(Excerpts from a figure dataset)
---------------
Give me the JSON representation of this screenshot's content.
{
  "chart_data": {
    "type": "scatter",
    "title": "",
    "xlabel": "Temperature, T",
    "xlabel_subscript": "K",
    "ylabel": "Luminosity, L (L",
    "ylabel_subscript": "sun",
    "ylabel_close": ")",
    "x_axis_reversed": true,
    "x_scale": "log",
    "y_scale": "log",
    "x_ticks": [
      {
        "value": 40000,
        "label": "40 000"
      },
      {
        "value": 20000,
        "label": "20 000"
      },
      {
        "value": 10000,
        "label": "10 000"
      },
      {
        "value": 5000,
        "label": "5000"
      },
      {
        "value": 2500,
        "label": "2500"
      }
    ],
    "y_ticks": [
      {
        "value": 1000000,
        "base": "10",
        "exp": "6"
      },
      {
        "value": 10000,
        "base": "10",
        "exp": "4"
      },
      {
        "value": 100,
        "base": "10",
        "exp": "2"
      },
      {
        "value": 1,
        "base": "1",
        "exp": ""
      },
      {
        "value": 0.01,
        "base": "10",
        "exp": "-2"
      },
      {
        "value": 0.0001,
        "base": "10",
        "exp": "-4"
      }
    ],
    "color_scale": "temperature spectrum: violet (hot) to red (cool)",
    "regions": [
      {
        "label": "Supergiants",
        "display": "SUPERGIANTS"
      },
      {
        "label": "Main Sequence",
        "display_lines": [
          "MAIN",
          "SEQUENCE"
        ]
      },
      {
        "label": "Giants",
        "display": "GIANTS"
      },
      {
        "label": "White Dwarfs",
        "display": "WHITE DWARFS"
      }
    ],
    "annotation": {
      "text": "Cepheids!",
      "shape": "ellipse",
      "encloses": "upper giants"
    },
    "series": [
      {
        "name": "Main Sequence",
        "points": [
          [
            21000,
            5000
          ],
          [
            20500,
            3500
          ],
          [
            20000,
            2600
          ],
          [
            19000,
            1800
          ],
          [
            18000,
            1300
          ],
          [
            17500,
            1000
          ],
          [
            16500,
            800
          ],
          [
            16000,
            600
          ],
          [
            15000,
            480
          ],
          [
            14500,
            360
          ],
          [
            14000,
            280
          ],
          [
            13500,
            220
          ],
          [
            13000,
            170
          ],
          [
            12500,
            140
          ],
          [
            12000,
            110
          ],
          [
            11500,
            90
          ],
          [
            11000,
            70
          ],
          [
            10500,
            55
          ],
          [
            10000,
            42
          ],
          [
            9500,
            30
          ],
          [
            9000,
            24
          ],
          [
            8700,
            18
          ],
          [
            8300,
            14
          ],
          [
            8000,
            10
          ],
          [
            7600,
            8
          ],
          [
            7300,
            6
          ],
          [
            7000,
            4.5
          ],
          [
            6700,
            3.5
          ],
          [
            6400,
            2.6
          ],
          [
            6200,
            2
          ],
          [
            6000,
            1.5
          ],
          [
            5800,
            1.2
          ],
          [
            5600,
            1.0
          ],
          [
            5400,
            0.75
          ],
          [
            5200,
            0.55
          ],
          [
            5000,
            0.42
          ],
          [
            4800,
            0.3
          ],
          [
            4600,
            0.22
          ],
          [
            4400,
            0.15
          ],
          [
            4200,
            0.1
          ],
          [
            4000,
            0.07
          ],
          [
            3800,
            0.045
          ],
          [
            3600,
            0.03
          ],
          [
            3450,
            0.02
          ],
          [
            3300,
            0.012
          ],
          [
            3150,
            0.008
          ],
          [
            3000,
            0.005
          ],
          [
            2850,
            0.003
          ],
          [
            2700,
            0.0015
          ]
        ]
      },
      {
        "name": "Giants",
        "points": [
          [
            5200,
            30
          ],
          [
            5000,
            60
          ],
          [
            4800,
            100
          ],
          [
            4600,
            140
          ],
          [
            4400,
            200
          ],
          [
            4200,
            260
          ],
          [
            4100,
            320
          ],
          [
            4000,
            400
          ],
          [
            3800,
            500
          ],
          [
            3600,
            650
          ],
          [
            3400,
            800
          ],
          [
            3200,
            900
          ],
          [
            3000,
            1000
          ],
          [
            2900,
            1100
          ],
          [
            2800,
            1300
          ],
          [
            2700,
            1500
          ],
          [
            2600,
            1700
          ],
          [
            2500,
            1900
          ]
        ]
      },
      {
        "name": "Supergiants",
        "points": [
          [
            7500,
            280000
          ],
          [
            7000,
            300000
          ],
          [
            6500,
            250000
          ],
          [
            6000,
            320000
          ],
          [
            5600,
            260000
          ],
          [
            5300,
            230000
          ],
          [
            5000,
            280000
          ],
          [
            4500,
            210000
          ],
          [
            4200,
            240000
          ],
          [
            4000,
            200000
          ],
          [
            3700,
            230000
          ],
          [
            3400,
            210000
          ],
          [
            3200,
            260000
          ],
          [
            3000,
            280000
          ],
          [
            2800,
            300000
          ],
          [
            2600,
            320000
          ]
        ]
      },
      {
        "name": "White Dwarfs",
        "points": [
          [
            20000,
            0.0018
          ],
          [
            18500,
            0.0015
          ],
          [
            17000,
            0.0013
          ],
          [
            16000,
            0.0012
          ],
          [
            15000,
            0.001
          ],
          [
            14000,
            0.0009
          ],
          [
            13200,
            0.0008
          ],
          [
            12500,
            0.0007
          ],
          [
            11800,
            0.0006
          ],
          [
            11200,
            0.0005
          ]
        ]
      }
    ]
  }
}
---------------
-- DIRECTIONS FOR THIS TASK --
Repeat the material word for word, in full.

-- THE OUTPUT --
Give me the JSON representation of this screenshot's content.
{
  "chart_data": {
    "type": "scatter",
    "title": "",
    "xlabel": "Temperature, T",
    "xlabel_subscript": "K",
    "ylabel": "Luminosity, L (L",
    "ylabel_subscript": "sun",
    "ylabel_close": ")",
    "x_axis_reversed": true,
    "x_scale": "log",
    "y_scale": "log",
    "x_ticks": [
      {
        "value": 40000,
        "label": "40 000"
      },
      {
        "value": 20000,
        "label": "20 000"
      },
      {
        "value": 10000,
        "label": "10 000"
      },
      {
        "value": 5000,
        "label": "5000"
      },
      {
        "value": 2500,
        "label": "2500"
      }
    ],
    "y_ticks": [
      {
        "value": 1000000,
        "base": "10",
        "exp": "6"
      },
      {
        "value": 10000,
        "base": "10",
        "exp": "4"
      },
      {
        "value": 100,
        "base": "10",
        "exp": "2"
      },
      {
        "value": 1,
        "base": "1",
        "exp": ""
      },
      {
        "value": 0.01,
        "base": "10",
        "exp": "-2"
      },
      {
        "value": 0.0001,
        "base": "10",
        "exp": "-4"
      }
    ],
    "color_scale": "temperature spectrum: violet (hot) to red (cool)",
    "regions": [
      {
        "label": "Supergiants",
        "display": "SUPERGIANTS"
      },
      {
        "label": "Main Sequence",
        "display_lines": [
          "MAIN",
          "SEQUENCE"
        ]
      },
      {
        "label": "Giants",
        "display": "GIANTS"
      },
      {
        "label": "White Dwarfs",
        "display": "WHITE DWARFS"
      }
    ],
    "annotation": {
      "text": "Cepheids!",
      "shape": "ellipse",
      "encloses": "upper giants"
    },
    "series": [
      {
        "name": "Main Sequence",
        "points": [
          [
            21000,
            5000
          ],
          [
            20500,
            3500
          ],
          [
            20000,
            2600
          ],
          [
            19000,
            1800
          ],
          [
            18000,
            1300
          ],
          [
            17500,
            1000
          ],
          [
            16500,
            800
          ],
          [
            16000,
            600
          ],
          [
            15000,
            480
          ],
          [
            14500,
            360
          ],
          [
            14000,
            280
          ],
          [
            13500,
            220
          ],
          [
            13000,
            170
          ],
          [
            12500,
            140
          ],
          [
            12000,
            110
          ],
          [
            11500,
            90
          ],
          [
            11000,
            70
          ],
          [
            10500,
            55
          ],
          [
            10000,
            42
          ],
          [
            9500,
            30
          ],
          [
            9000,
            24
          ],
          [
            8700,
            18
          ],
          [
            8300,
            14
          ],
          [
            8000,
            10
          ],
          [
            7600,
            8
          ],
          [
            7300,
            6
          ],
          [
            7000,
            4.5
          ],
          [
            6700,
            3.5
          ],
          [
            6400,
            2.6
          ],
          [
            6200,
            2
          ],
          [
            6000,
            1.5
          ],
          [
            5800,
            1.2
          ],
          [
            5600,
            1.0
          ],
          [
            5400,
            0.75
          ],
          [
            5200,
            0.55
          ],
          [
            5000,
            0.42
          ],
          [
            4800,
            0.3
          ],
          [
            4600,
            0.22
          ],
          [
            4400,
            0.15
          ],
          [
            4200,
            0.1
          ],
          [
            4000,
            0.07
          ],
          [
            3800,
            0.045
          ],
          [
            3600,
            0.03
          ],
          [
            3450,
            0.02
          ],
          [
            3300,
            0.012
          ],
          [
            3150,
            0.008
          ],
          [
            3000,
            0.005
          ],
          [
            2850,
            0.003
          ],
          [
            2700,
            0.0015
          ]
        ]
      },
      {
        "name": "Giants",
        "points": [
          [
            5200,
            30
          ],
          [
            5000,
            60
          ],
          [
            4800,
            100
          ],
          [
            4600,
            140
          ],
          [
            4400,
            200
          ],
          [
            4200,
            260
          ],
          [
            4100,
            320
          ],
          [
            4000,
            400
          ],
          [
            3800,
            500
          ],
          [
            3600,
            650
          ],
          [
            3400,
            800
          ],
          [
            3200,
            900
          ],
          [
            3000,
            1000
          ],
          [
            2900,
            1100
          ],
          [
            2800,
            1300
          ],
          [
            2700,
            1500
          ],
          [
            2600,
            1700
          ],
          [
            2500,
            1900
          ]
        ]
      },
      {
        "name": "Supergiants",
        "points": [
          [
            7500,
            280000
          ],
          [
            7000,
            300000
          ],
          [
            6500,
            250000
          ],
          [
            6000,
            320000
          ],
          [
            5600,
            260000
          ],
          [
            5300,
            230000
          ],
          [
            5000,
            280000
          ],
          [
            4500,
            210000
          ],
          [
            4200,
            240000
          ],
          [
            4000,
            200000
          ],
          [
            3700,
            230000
          ],
          [
            3400,
            210000
          ],
          [
            3200,
            260000
          ],
          [
            3000,
            280000
          ],
          [
            2800,
            300000
          ],
          [
            2600,
            320000
          ]
        ]
      },
      {
        "name": "White Dwarfs",
        "points": [
          [
            20000,
            0.0018
          ],
          [
            18500,
            0.0015
          ],
          [
            17000,
            0.0013
          ],
          [
            16000,
            0.0012
          ],
          [
            15000,
            0.001
          ],
          [
            14000,
            0.0009
          ],
          [
            13200,
            0.0008
          ],
          [
            12500,
            0.0007
          ],
          [
            11800,
            0.0006
          ],
          [
            11200,
            0.0005
          ]
        ]
      }
    ]
  }
}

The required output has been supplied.